In appreciation of newspapers, and those who (still) read them | Editor’s notes

Turkey Day is four days away, but I’ve already had a pretty great Thanksgiving. That’s because I asked you, our readers, what you (still) loved about Chico a few weeks back, and your response continues to put a smile on my face.

It was a reminder that even in a world driven by partisan TV news and social media echo chambers, the good old-fashioned printed product (and its ever-growing digital presence) can still play a mighty big role in the day-to-day life of a community and its citizens.

Seriously — the response was touching. Many of you said you cried while reading the things people love about our town. I teared up reading about how a couple of you were moved to tears.

So for a few minutes there, we were one big tear-soaked, red-eyed blubbering city, which beats the heck out of the angry red faces that always get too much of the attention around here for one partisan reason or another.

I was especially touched by the way many of you included our newspaper among the things you love about our town. And make no mistake, we are a part of this town, and have been for 168 years. The good Lord and Gods of subscriptions and advertising revenue willing, we’ll be around for a good time to come, too.

And without you, none of this would be possible. So today, in a week where I always find myself counting my blessings in life, I’m putting “people who still read newspapers and even want to work for one” at the very top of my list.

### [Raw data]
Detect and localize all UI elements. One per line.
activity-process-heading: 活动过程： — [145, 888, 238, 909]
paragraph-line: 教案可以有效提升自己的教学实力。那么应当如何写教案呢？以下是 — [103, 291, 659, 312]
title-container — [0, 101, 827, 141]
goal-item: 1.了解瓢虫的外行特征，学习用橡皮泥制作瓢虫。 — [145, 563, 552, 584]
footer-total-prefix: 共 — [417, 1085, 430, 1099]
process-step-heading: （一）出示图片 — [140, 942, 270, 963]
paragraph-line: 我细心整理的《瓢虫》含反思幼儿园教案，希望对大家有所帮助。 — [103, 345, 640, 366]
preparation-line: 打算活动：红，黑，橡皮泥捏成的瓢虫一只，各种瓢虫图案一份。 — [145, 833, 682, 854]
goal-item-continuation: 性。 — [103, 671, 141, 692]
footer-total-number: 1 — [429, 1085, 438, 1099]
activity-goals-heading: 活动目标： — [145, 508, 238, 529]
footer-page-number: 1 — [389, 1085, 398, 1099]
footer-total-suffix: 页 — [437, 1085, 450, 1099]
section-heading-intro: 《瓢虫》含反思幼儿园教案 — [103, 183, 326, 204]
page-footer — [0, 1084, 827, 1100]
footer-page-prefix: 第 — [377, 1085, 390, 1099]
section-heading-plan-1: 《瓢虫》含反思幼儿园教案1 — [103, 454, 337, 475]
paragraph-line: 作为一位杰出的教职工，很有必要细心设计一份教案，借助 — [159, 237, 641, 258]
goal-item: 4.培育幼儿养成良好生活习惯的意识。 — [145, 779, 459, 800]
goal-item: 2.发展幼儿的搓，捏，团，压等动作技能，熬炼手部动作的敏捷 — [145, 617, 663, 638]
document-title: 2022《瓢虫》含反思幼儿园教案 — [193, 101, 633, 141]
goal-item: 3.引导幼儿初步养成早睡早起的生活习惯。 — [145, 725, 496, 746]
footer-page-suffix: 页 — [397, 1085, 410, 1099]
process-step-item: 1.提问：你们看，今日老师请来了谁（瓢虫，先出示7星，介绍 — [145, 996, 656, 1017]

### [Goal]
Carry on the editor's note about newspapers and the people who still read them, starting right after its final sentence.

### [The reply]
First, I know it’s no small thing subscribing to a newspaper these days, especially for a digital subscription. To read our stories online, it means you need to (a. Sign up when you get one of those annoying “You have reached your monthly maximum of free stories” notices and (b. Dig out your credit card and punch in a bunch of numbers. That’s a lot to ask of people who didn’t see that coming when they first called up one of our stories. (I know. Yes, I’ve done it myself.) And you’re doing it in greater numbers than ever before. That helps keep our industry alive and for that, I’m thankful to each of you who support local journalism.

And advertisers? I’m incredibly thankful for each of you who don’t buy into this “print is dead” nonsense. We’ve still got a great number of readers who rely on a printed newspaper every day; they look to us for news coverage, political commentary and, yes, the ads. We’re more appreciative of you than ever before.

I’m also thankful for the people who still choose to get into this industry. Nobody ever retires young from a newspaper job; I’m proof positive. The pay is bad, the hours are worse and the blowback from the public can be the worst part of all. (Unless you come up with an idea like “Why we (still) love Chico,” but I digress.)

Who would want to do such a thing — go to work in such a demanding, oft-thankless industry? People who care, that’s who — and there still seems to be a never-ending supply of them.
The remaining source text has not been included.